● THE PROBLEM:
Repeat each record exactly as written, and drop any images.

● THE INPUT:
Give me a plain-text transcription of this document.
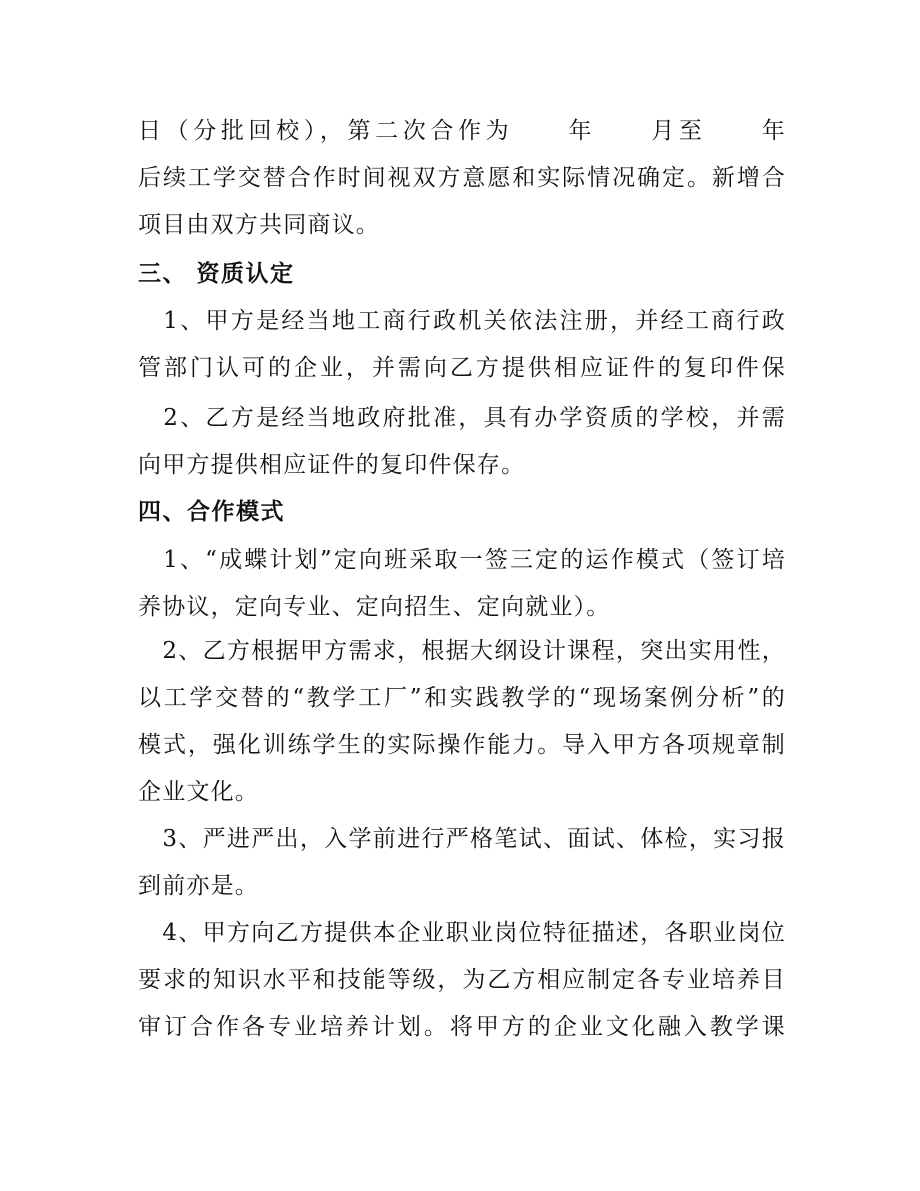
日（分批回校），第二次合作为　　年　　月至　　年　　
后续工学交替合作时间视双方意愿和实际情况确定。新增合
项目由双方共同商议。
三、 资质认定
　1、甲方是经当地工商行政机关依法注册，并经工商行政
管部门认可的企业，并需向乙方提供相应证件的复印件保
　2、乙方是经当地政府批准，具有办学资质的学校，并需
向甲方提供相应证件的复印件保存。
四、合作模式
　1、“成蝶计划”定向班采取一签三定的运作模式（签订培
养协议，定向专业、定向招生、定向就业）。
　2、乙方根据甲方需求，根据大纲设计课程，突出实用性，
以工学交替的“教学工厂”和实践教学的“现场案例分析”的
模式，强化训练学生的实际操作能力。导入甲方各项规章制
企业文化。
　3、严进严出，入学前进行严格笔试、面试、体检，实习报
到前亦是。
　4、甲方向乙方提供本企业职业岗位特征描述，各职业岗位
要求的知识水平和技能等级，为乙方相应制定各专业培养目
审订合作各专业培养计划。将甲方的企业文化融入教学课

● RIGHT ANSWER:
Give me a plain-text transcription of this document.
日（分批回校），第二次合作为　　年　　月至　　年　　
后续工学交替合作时间视双方意愿和实际情况确定。新增合
项目由双方共同商议。
三、 资质认定
　1、甲方是经当地工商行政机关依法注册，并经工商行政
管部门认可的企业，并需向乙方提供相应证件的复印件保
　2、乙方是经当地政府批准，具有办学资质的学校，并需
向甲方提供相应证件的复印件保存。
四、合作模式
　1、“成蝶计划”定向班采取一签三定的运作模式（签订培
养协议，定向专业、定向招生、定向就业）。
　2、乙方根据甲方需求，根据大纲设计课程，突出实用性，
以工学交替的“教学工厂”和实践教学的“现场案例分析”的
模式，强化训练学生的实际操作能力。导入甲方各项规章制
企业文化。
　3、严进严出，入学前进行严格笔试、面试、体检，实习报
到前亦是。
　4、甲方向乙方提供本企业职业岗位特征描述，各职业岗位
要求的知识水平和技能等级，为乙方相应制定各专业培养目
审订合作各专业培养计划。将甲方的企业文化融入教学课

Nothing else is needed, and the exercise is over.